┌────────

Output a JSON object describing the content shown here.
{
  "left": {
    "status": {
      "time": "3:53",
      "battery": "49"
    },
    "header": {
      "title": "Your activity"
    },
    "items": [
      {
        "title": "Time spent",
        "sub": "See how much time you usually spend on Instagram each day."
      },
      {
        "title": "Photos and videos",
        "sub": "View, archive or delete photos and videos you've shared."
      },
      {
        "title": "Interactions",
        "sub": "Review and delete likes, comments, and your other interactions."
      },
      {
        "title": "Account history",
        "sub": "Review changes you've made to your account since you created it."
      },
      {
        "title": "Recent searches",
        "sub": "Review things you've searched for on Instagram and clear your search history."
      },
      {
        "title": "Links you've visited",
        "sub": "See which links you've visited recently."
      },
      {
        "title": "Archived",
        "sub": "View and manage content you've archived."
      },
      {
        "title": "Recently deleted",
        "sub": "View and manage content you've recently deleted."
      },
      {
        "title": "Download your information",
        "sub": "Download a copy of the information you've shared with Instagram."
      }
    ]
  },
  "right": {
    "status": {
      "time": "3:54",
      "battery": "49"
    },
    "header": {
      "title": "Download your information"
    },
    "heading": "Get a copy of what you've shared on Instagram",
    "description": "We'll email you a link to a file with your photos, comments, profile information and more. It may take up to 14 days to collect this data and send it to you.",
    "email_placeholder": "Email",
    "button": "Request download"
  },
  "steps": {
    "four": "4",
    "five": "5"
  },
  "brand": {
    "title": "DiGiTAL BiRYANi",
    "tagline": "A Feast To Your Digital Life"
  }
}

└────────

Repeat the material above exactly.

Output a JSON object describing the content shown here.
{
  "left": {
    "status": {
      "time": "3:53",
      "battery": "49"
    },
    "header": {
      "title": "Your activity"
    },
    "items": [
      {
        "title": "Time spent",
        "sub": "See how much time you usually spend on Instagram each day."
      },
      {
        "title": "Photos and videos",
        "sub": "View, archive or delete photos and videos you've shared."
      },
      {
        "title": "Interactions",
        "sub": "Review and delete likes, comments, and your other interactions."
      },
      {
        "title": "Account history",
        "sub": "Review changes you've made to your account since you created it."
      },
      {
        "title": "Recent searches",
        "sub": "Review things you've searched for on Instagram and clear your search history."
      },
      {
        "title": "Links you've visited",
        "sub": "See which links you've visited recently."
      },
      {
        "title": "Archived",
        "sub": "View and manage content you've archived."
      },
      {
        "title": "Recently deleted",
        "sub": "View and manage content you've recently deleted."
      },
      {
        "title": "Download your information",
        "sub": "Download a copy of the information you've shared with Instagram."
      }
    ]
  },
  "right": {
    "status": {
      "time": "3:54",
      "battery": "49"
    },
    "header": {
      "title": "Download your information"
    },
    "heading": "Get a copy of what you've shared on Instagram",
    "description": "We'll email you a link to a file with your photos, comments, profile information and more. It may take up to 14 days to collect this data and send it to you.",
    "email_placeholder": "Email",
    "button": "Request download"
  },
  "steps": {
    "four": "4",
    "five": "5"
  },
  "brand": {
    "title": "DiGiTAL BiRYANi",
    "tagline": "A Feast To Your Digital Life"
  }
}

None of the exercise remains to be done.